# Task inputs start

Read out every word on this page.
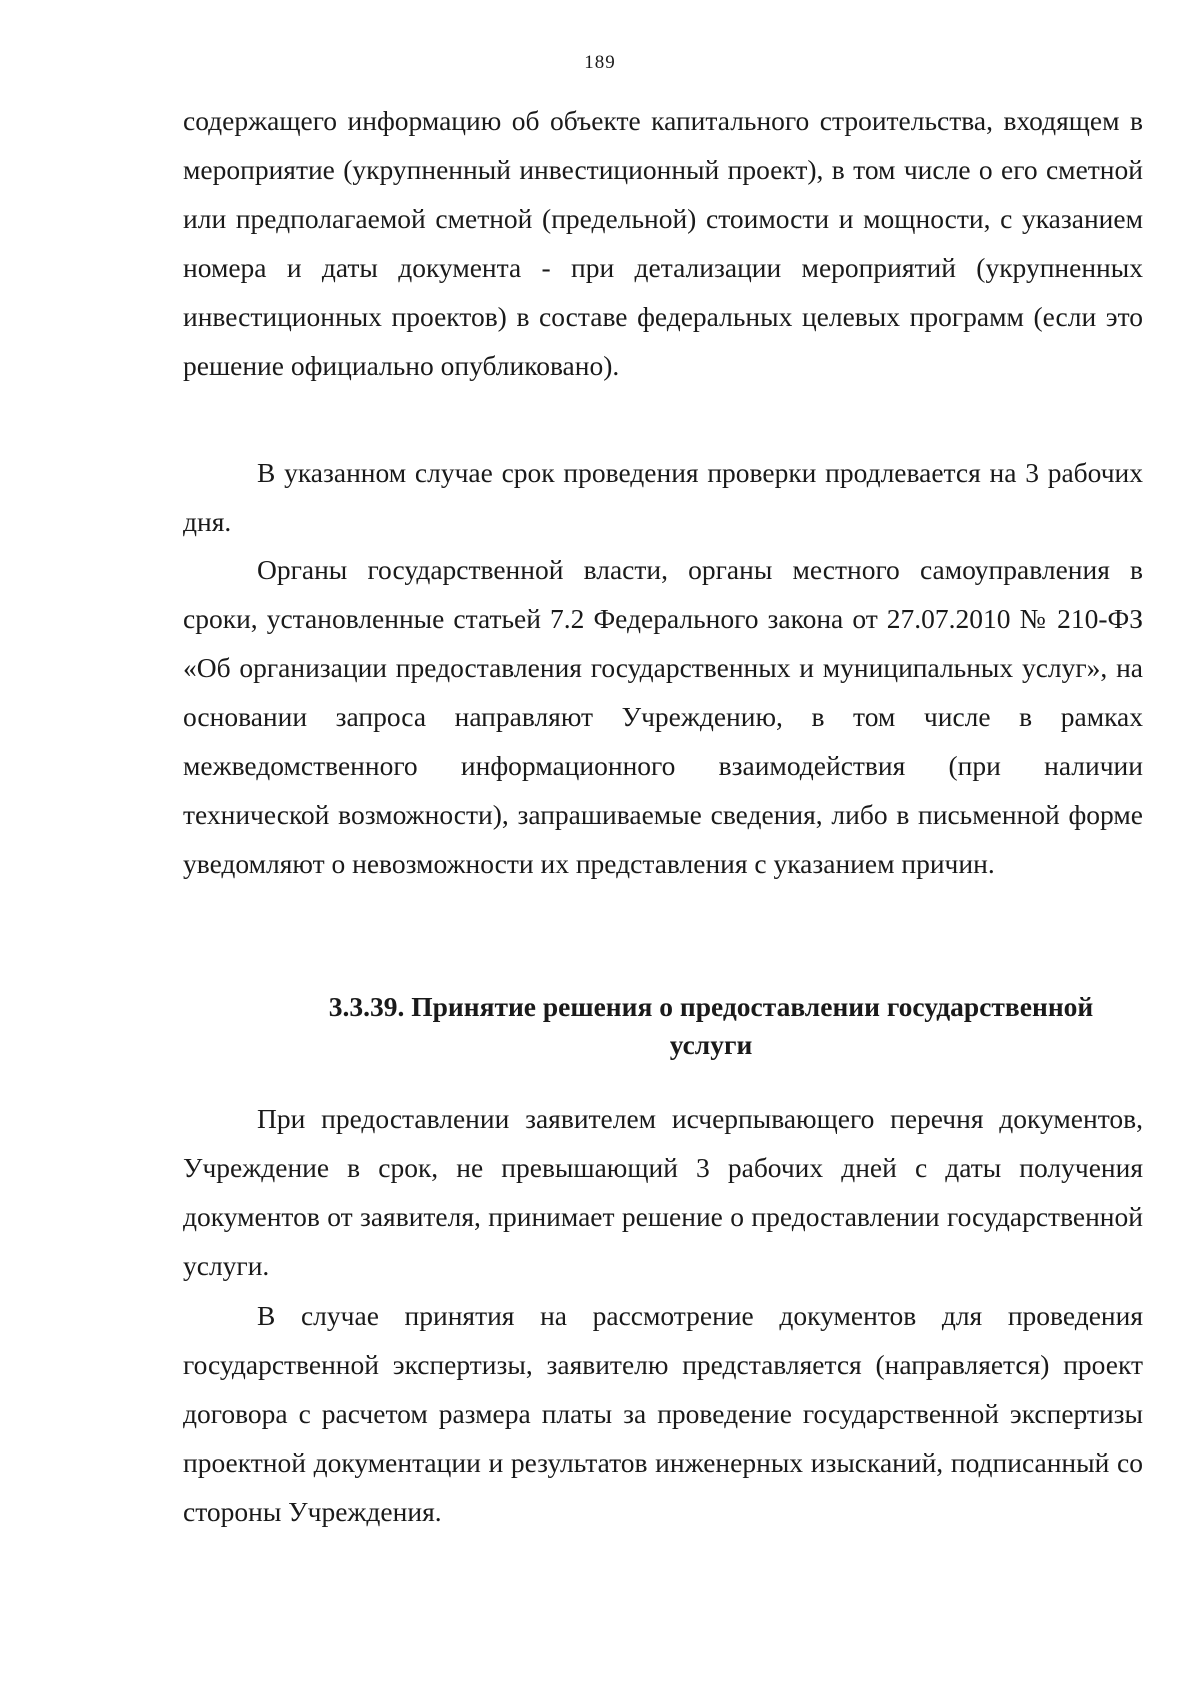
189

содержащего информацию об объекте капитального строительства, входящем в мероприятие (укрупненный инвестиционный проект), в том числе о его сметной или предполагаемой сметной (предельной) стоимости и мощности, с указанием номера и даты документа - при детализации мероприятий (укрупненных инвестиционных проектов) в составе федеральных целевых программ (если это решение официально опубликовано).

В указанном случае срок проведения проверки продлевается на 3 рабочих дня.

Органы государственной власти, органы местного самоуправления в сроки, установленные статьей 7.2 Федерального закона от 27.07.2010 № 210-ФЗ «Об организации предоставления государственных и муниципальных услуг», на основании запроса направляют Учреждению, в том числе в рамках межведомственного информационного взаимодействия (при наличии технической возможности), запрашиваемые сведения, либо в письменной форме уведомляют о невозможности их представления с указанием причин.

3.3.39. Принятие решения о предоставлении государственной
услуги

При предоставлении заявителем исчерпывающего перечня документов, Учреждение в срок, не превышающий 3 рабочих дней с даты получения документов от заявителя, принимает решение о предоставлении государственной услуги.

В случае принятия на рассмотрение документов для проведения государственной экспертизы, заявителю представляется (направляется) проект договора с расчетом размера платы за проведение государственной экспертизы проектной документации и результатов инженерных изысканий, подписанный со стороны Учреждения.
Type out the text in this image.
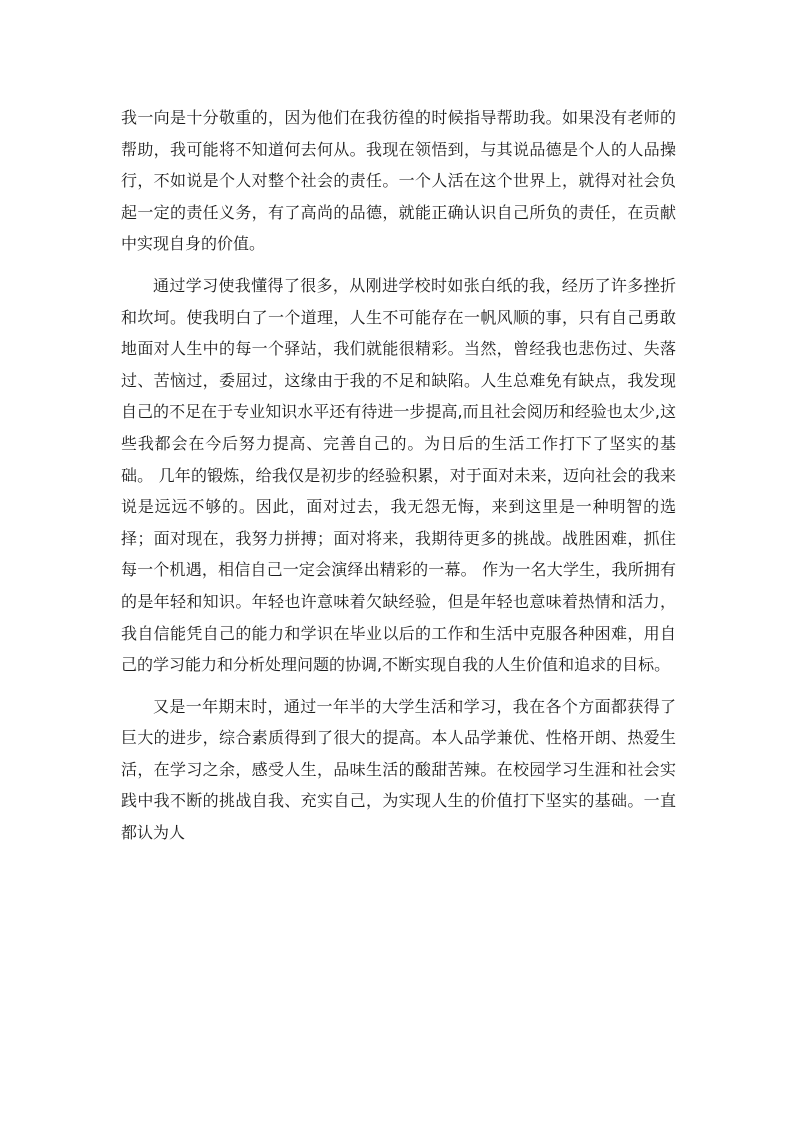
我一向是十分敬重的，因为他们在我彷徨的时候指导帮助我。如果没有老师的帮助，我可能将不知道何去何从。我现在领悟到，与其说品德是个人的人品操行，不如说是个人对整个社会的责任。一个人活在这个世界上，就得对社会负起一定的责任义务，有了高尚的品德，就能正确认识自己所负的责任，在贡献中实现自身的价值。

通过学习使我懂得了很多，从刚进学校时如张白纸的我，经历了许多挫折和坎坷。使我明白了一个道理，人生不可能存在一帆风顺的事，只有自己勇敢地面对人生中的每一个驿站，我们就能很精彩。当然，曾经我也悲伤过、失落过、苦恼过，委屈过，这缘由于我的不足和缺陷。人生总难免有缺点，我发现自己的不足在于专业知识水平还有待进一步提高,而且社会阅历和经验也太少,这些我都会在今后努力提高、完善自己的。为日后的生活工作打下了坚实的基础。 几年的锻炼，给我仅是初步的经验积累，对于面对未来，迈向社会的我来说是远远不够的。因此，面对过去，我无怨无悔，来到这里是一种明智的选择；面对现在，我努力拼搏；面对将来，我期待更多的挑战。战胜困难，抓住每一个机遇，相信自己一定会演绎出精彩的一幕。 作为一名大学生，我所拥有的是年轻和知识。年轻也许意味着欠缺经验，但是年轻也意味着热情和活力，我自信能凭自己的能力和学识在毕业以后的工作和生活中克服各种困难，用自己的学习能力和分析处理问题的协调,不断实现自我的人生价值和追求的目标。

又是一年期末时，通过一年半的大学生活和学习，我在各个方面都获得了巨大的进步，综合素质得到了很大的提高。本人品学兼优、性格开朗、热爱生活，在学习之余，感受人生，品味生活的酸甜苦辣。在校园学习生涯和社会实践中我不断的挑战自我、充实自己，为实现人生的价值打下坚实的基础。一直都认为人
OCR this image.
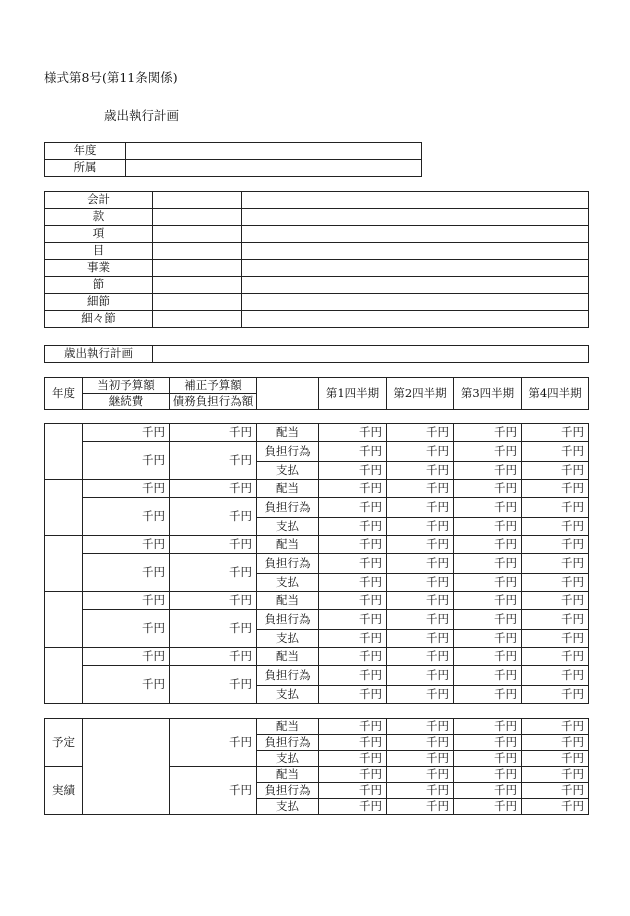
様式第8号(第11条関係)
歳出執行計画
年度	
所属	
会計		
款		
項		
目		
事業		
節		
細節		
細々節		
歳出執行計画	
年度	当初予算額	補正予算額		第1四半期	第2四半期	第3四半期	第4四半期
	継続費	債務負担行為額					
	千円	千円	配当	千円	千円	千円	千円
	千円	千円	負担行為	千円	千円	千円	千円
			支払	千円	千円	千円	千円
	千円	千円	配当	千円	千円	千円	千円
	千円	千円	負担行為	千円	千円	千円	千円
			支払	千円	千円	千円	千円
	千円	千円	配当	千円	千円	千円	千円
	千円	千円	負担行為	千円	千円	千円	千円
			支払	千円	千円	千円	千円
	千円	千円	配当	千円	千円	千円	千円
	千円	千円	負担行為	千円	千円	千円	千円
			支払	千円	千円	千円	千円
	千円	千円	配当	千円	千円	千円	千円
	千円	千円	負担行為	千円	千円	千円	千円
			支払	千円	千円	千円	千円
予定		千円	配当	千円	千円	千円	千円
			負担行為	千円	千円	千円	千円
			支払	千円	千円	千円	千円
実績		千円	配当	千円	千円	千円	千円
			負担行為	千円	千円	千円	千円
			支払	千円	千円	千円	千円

# Task inputs end

» **Exercise aim**
Show all lines in the entries above where the string "предоставлении" appears.

» **Answer to this exercise**
3.3.39. Принятие решения о предоставлении государственной
При предоставлении заявителем исчерпывающего перечня документов, Учреждение в срок, не превышающий 3 рабочих дней с даты получения документов от заявителя, принимает решение о предоставлении государственной услуги.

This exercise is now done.